• Set exercise
Your job is to restate each entry word for word.

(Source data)
□ □ □ □ □
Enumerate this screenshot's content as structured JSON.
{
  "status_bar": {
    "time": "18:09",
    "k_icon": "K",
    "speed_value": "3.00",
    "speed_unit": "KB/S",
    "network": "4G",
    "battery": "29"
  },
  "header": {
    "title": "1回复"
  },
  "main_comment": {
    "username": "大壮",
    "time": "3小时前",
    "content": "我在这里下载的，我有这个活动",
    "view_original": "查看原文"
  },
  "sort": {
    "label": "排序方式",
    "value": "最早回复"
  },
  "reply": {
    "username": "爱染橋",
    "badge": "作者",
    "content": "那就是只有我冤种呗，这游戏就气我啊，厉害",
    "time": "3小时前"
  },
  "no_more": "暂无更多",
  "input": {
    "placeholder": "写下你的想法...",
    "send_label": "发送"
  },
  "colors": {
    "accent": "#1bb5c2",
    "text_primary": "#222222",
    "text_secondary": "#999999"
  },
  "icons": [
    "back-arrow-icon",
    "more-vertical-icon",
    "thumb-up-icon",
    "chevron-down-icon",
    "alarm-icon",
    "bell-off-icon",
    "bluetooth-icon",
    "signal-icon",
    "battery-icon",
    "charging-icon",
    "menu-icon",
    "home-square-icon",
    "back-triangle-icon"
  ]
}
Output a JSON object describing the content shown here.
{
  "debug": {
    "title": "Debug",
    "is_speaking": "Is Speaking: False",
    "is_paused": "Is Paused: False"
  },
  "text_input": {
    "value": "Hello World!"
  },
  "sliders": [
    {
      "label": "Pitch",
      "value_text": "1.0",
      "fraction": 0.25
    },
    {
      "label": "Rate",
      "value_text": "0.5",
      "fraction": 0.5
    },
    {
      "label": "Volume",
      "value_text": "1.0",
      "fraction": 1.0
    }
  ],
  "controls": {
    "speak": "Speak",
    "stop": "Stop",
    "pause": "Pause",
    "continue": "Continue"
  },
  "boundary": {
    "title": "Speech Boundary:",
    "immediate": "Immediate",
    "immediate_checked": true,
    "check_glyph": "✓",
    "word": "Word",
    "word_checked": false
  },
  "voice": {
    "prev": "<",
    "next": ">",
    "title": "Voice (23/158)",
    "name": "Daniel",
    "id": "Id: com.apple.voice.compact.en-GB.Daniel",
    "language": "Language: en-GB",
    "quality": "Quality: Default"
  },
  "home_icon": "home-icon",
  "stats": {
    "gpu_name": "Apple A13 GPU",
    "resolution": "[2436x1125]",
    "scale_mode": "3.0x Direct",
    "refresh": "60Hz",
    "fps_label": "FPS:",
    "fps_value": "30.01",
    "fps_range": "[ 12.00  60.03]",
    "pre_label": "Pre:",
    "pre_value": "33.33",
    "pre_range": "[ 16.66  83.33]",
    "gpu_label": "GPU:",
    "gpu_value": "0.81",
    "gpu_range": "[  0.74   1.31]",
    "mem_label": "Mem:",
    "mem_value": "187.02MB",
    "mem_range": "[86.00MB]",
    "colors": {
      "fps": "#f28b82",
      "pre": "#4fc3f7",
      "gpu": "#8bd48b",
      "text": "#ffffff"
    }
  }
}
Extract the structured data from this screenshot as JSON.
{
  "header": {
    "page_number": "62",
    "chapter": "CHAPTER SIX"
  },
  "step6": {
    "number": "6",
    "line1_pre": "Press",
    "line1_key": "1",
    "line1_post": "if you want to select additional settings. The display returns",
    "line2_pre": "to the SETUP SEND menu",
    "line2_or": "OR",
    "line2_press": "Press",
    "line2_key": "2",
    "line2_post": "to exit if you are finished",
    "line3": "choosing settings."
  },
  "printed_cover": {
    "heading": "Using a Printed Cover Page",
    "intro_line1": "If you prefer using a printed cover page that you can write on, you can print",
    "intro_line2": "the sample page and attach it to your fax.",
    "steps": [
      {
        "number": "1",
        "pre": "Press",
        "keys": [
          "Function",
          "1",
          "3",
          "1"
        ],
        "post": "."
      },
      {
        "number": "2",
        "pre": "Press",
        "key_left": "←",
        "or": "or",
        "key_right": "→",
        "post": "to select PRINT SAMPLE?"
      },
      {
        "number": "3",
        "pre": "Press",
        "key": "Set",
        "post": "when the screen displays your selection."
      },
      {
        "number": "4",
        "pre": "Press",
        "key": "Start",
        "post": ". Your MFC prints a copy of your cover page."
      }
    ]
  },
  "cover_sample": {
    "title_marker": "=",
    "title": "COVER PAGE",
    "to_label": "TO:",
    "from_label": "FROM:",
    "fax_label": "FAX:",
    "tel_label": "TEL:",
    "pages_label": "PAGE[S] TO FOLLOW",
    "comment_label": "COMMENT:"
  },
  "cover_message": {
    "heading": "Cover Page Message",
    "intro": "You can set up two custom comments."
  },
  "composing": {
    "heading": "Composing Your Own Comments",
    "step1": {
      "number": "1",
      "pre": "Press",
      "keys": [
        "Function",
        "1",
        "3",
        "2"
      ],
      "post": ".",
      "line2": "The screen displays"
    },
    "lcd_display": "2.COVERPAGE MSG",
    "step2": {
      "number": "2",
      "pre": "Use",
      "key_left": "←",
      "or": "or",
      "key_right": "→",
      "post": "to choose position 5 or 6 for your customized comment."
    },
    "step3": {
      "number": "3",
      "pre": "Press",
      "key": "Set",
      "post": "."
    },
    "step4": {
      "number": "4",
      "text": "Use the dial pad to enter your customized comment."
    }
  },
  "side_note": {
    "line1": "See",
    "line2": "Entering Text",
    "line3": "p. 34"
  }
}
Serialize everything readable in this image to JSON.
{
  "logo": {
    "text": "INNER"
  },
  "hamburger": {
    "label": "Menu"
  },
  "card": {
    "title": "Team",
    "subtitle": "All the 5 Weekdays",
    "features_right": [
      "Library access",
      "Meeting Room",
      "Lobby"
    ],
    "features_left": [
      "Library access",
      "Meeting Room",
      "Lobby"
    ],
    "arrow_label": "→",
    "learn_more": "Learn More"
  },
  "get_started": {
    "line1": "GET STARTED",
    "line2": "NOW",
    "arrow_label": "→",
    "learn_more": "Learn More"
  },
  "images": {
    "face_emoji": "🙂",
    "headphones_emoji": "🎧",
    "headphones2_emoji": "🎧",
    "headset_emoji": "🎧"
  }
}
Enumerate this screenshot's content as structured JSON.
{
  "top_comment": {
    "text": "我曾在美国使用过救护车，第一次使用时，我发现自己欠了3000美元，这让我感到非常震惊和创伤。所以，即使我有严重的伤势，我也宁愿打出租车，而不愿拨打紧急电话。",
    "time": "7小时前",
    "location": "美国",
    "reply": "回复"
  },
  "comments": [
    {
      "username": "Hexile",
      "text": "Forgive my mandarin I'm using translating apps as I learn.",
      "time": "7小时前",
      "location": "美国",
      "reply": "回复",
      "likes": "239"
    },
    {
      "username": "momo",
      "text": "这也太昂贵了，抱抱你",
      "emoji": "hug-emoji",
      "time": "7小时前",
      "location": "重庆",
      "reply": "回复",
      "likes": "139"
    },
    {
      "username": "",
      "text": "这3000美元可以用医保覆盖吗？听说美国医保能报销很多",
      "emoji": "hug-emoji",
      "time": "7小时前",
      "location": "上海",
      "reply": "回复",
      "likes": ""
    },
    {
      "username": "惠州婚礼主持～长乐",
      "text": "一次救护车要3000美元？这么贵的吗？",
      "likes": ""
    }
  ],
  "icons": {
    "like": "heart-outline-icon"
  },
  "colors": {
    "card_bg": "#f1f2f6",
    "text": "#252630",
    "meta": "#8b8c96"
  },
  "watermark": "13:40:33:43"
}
□ □ □ □ □
• Task answer
Enumerate this screenshot's content as structured JSON.
{
  "status_bar": {
    "time": "18:09",
    "k_icon": "K",
    "speed_value": "3.00",
    "speed_unit": "KB/S",
    "network": "4G",
    "battery": "29"
  },
  "header": {
    "title": "1回复"
  },
  "main_comment": {
    "username": "大壮",
    "time": "3小时前",
    "content": "我在这里下载的，我有这个活动",
    "view_original": "查看原文"
  },
  "sort": {
    "label": "排序方式",
    "value": "最早回复"
  },
  "reply": {
    "username": "爱染橋",
    "badge": "作者",
    "content": "那就是只有我冤种呗，这游戏就气我啊，厉害",
    "time": "3小时前"
  },
  "no_more": "暂无更多",
  "input": {
    "placeholder": "写下你的想法...",
    "send_label": "发送"
  },
  "colors": {
    "accent": "#1bb5c2",
    "text_primary": "#222222",
    "text_secondary": "#999999"
  },
  "icons": [
    "back-arrow-icon",
    "more-vertical-icon",
    "thumb-up-icon",
    "chevron-down-icon",
    "alarm-icon",
    "bell-off-icon",
    "bluetooth-icon",
    "signal-icon",
    "battery-icon",
    "charging-icon",
    "menu-icon",
    "home-square-icon",
    "back-triangle-icon"
  ]
}
Output a JSON object describing the content shown here.
{
  "debug": {
    "title": "Debug",
    "is_speaking": "Is Speaking: False",
    "is_paused": "Is Paused: False"
  },
  "text_input": {
    "value": "Hello World!"
  },
  "sliders": [
    {
      "label": "Pitch",
      "value_text": "1.0",
      "fraction": 0.25
    },
    {
      "label": "Rate",
      "value_text": "0.5",
      "fraction": 0.5
    },
    {
      "label": "Volume",
      "value_text": "1.0",
      "fraction": 1.0
    }
  ],
  "controls": {
    "speak": "Speak",
    "stop": "Stop",
    "pause": "Pause",
    "continue": "Continue"
  },
  "boundary": {
    "title": "Speech Boundary:",
    "immediate": "Immediate",
    "immediate_checked": true,
    "check_glyph": "✓",
    "word": "Word",
    "word_checked": false
  },
  "voice": {
    "prev": "<",
    "next": ">",
    "title": "Voice (23/158)",
    "name": "Daniel",
    "id": "Id: com.apple.voice.compact.en-GB.Daniel",
    "language": "Language: en-GB",
    "quality": "Quality: Default"
  },
  "home_icon": "home-icon",
  "stats": {
    "gpu_name": "Apple A13 GPU",
    "resolution": "[2436x1125]",
    "scale_mode": "3.0x Direct",
    "refresh": "60Hz",
    "fps_label": "FPS:",
    "fps_value": "30.01",
    "fps_range": "[ 12.00  60.03]",
    "pre_label": "Pre:",
    "pre_value": "33.33",
    "pre_range": "[ 16.66  83.33]",
    "gpu_label": "GPU:",
    "gpu_value": "0.81",
    "gpu_range": "[  0.74   1.31]",
    "mem_label": "Mem:",
    "mem_value": "187.02MB",
    "mem_range": "[86.00MB]",
    "colors": {
      "fps": "#f28b82",
      "pre": "#4fc3f7",
      "gpu": "#8bd48b",
      "text": "#ffffff"
    }
  }
}
Extract the structured data from this screenshot as JSON.
{
  "header": {
    "page_number": "62",
    "chapter": "CHAPTER SIX"
  },
  "step6": {
    "number": "6",
    "line1_pre": "Press",
    "line1_key": "1",
    "line1_post": "if you want to select additional settings. The display returns",
    "line2_pre": "to the SETUP SEND menu",
    "line2_or": "OR",
    "line2_press": "Press",
    "line2_key": "2",
    "line2_post": "to exit if you are finished",
    "line3": "choosing settings."
  },
  "printed_cover": {
    "heading": "Using a Printed Cover Page",
    "intro_line1": "If you prefer using a printed cover page that you can write on, you can print",
    "intro_line2": "the sample page and attach it to your fax.",
    "steps": [
      {
        "number": "1",
        "pre": "Press",
        "keys": [
          "Function",
          "1",
          "3",
          "1"
        ],
        "post": "."
      },
      {
        "number": "2",
        "pre": "Press",
        "key_left": "←",
        "or": "or",
        "key_right": "→",
        "post": "to select PRINT SAMPLE?"
      },
      {
        "number": "3",
        "pre": "Press",
        "key": "Set",
        "post": "when the screen displays your selection."
      },
      {
        "number": "4",
        "pre": "Press",
        "key": "Start",
        "post": ". Your MFC prints a copy of your cover page."
      }
    ]
  },
  "cover_sample": {
    "title_marker": "=",
    "title": "COVER PAGE",
    "to_label": "TO:",
    "from_label": "FROM:",
    "fax_label": "FAX:",
    "tel_label": "TEL:",
    "pages_label": "PAGE[S] TO FOLLOW",
    "comment_label": "COMMENT:"
  },
  "cover_message": {
    "heading": "Cover Page Message",
    "intro": "You can set up two custom comments."
  },
  "composing": {
    "heading": "Composing Your Own Comments",
    "step1": {
      "number": "1",
      "pre": "Press",
      "keys": [
        "Function",
        "1",
        "3",
        "2"
      ],
      "post": ".",
      "line2": "The screen displays"
    },
    "lcd_display": "2.COVERPAGE MSG",
    "step2": {
      "number": "2",
      "pre": "Use",
      "key_left": "←",
      "or": "or",
      "key_right": "→",
      "post": "to choose position 5 or 6 for your customized comment."
    },
    "step3": {
      "number": "3",
      "pre": "Press",
      "key": "Set",
      "post": "."
    },
    "step4": {
      "number": "4",
      "text": "Use the dial pad to enter your customized comment."
    }
  },
  "side_note": {
    "line1": "See",
    "line2": "Entering Text",
    "line3": "p. 34"
  }
}
Serialize everything readable in this image to JSON.
{
  "logo": {
    "text": "INNER"
  },
  "hamburger": {
    "label": "Menu"
  },
  "card": {
    "title": "Team",
    "subtitle": "All the 5 Weekdays",
    "features_right": [
      "Library access",
      "Meeting Room",
      "Lobby"
    ],
    "features_left": [
      "Library access",
      "Meeting Room",
      "Lobby"
    ],
    "arrow_label": "→",
    "learn_more": "Learn More"
  },
  "get_started": {
    "line1": "GET STARTED",
    "line2": "NOW",
    "arrow_label": "→",
    "learn_more": "Learn More"
  },
  "images": {
    "face_emoji": "🙂",
    "headphones_emoji": "🎧",
    "headphones2_emoji": "🎧",
    "headset_emoji": "🎧"
  }
}
Enumerate this screenshot's content as structured JSON.
{
  "top_comment": {
    "text": "我曾在美国使用过救护车，第一次使用时，我发现自己欠了3000美元，这让我感到非常震惊和创伤。所以，即使我有严重的伤势，我也宁愿打出租车，而不愿拨打紧急电话。",
    "time": "7小时前",
    "location": "美国",
    "reply": "回复"
  },
  "comments": [
    {
      "username": "Hexile",
      "text": "Forgive my mandarin I'm using translating apps as I learn.",
      "time": "7小时前",
      "location": "美国",
      "reply": "回复",
      "likes": "239"
    },
    {
      "username": "momo",
      "text": "这也太昂贵了，抱抱你",
      "emoji": "hug-emoji",
      "time": "7小时前",
      "location": "重庆",
      "reply": "回复",
      "likes": "139"
    },
    {
      "username": "",
      "text": "这3000美元可以用医保覆盖吗？听说美国医保能报销很多",
      "emoji": "hug-emoji",
      "time": "7小时前",
      "location": "上海",
      "reply": "回复",
      "likes": ""
    },
    {
      "username": "惠州婚礼主持～长乐",
      "text": "一次救护车要3000美元？这么贵的吗？",
      "likes": ""
    }
  ],
  "icons": {
    "like": "heart-outline-icon"
  },
  "colors": {
    "card_bg": "#f1f2f6",
    "text": "#252630",
    "meta": "#8b8c96"
  },
  "watermark": "13:40:33:43"
}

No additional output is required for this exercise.